INFORMATION SHOWN:

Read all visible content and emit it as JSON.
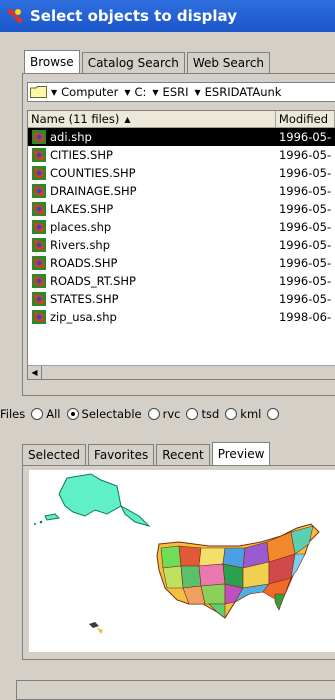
{
  "window": {
    "title": "Select objects to display"
  },
  "tabs": [
    "Browse",
    "Catalog Search",
    "Web Search"
  ],
  "path": {
    "segments": [
      "Computer",
      "C:",
      "ESRI",
      "ESRIDATAunk"
    ]
  },
  "file_list": {
    "columns": {
      "name": "Name (11 files)",
      "modified": "Modified"
    },
    "rows": [
      {
        "name": "adi.shp",
        "modified": "1996-05-"
      },
      {
        "name": "CITIES.SHP",
        "modified": "1996-05-"
      },
      {
        "name": "COUNTIES.SHP",
        "modified": "1996-05-"
      },
      {
        "name": "DRAINAGE.SHP",
        "modified": "1996-05-"
      },
      {
        "name": "LAKES.SHP",
        "modified": "1996-05-"
      },
      {
        "name": "places.shp",
        "modified": "1996-05-"
      },
      {
        "name": "Rivers.shp",
        "modified": "1996-05-"
      },
      {
        "name": "ROADS.SHP",
        "modified": "1996-05-"
      },
      {
        "name": "ROADS_RT.SHP",
        "modified": "1996-05-"
      },
      {
        "name": "STATES.SHP",
        "modified": "1996-05-"
      },
      {
        "name": "zip_usa.shp",
        "modified": "1998-06-"
      }
    ],
    "selected_row": "adi.shp"
  },
  "files_filter": {
    "label": "Files",
    "options": [
      "All",
      "Selectable",
      "rvc",
      "tsd",
      "kml"
    ],
    "selected": "Selectable"
  },
  "bottom_tabs": [
    "Selected",
    "Favorites",
    "Recent",
    "Preview"
  ],
  "active_bottom_tab": "Preview",
  "colors": {
    "titlebar": "#1b56c9",
    "selection": "#000000",
    "preview_accent": "#5ff0c8"
  }
}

TASK DESCRIPTION: Give the material again exactly as it is, but keep the pictures out.

EXERCISE RESULT:
Read all visible content and emit it as JSON.
{
  "window": {
    "title": "Select objects to display"
  },
  "tabs": [
    "Browse",
    "Catalog Search",
    "Web Search"
  ],
  "path": {
    "segments": [
      "Computer",
      "C:",
      "ESRI",
      "ESRIDATAunk"
    ]
  },
  "file_list": {
    "columns": {
      "name": "Name (11 files)",
      "modified": "Modified"
    },
    "rows": [
      {
        "name": "adi.shp",
        "modified": "1996-05-"
      },
      {
        "name": "CITIES.SHP",
        "modified": "1996-05-"
      },
      {
        "name": "COUNTIES.SHP",
        "modified": "1996-05-"
      },
      {
        "name": "DRAINAGE.SHP",
        "modified": "1996-05-"
      },
      {
        "name": "LAKES.SHP",
        "modified": "1996-05-"
      },
      {
        "name": "places.shp",
        "modified": "1996-05-"
      },
      {
        "name": "Rivers.shp",
        "modified": "1996-05-"
      },
      {
        "name": "ROADS.SHP",
        "modified": "1996-05-"
      },
      {
        "name": "ROADS_RT.SHP",
        "modified": "1996-05-"
      },
      {
        "name": "STATES.SHP",
        "modified": "1996-05-"
      },
      {
        "name": "zip_usa.shp",
        "modified": "1998-06-"
      }
    ],
    "selected_row": "adi.shp"
  },
  "files_filter": {
    "label": "Files",
    "options": [
      "All",
      "Selectable",
      "rvc",
      "tsd",
      "kml"
    ],
    "selected": "Selectable"
  },
  "bottom_tabs": [
    "Selected",
    "Favorites",
    "Recent",
    "Preview"
  ],
  "active_bottom_tab": "Preview",
  "colors": {
    "titlebar": "#1b56c9",
    "selection": "#000000",
    "preview_accent": "#5ff0c8"
  }
}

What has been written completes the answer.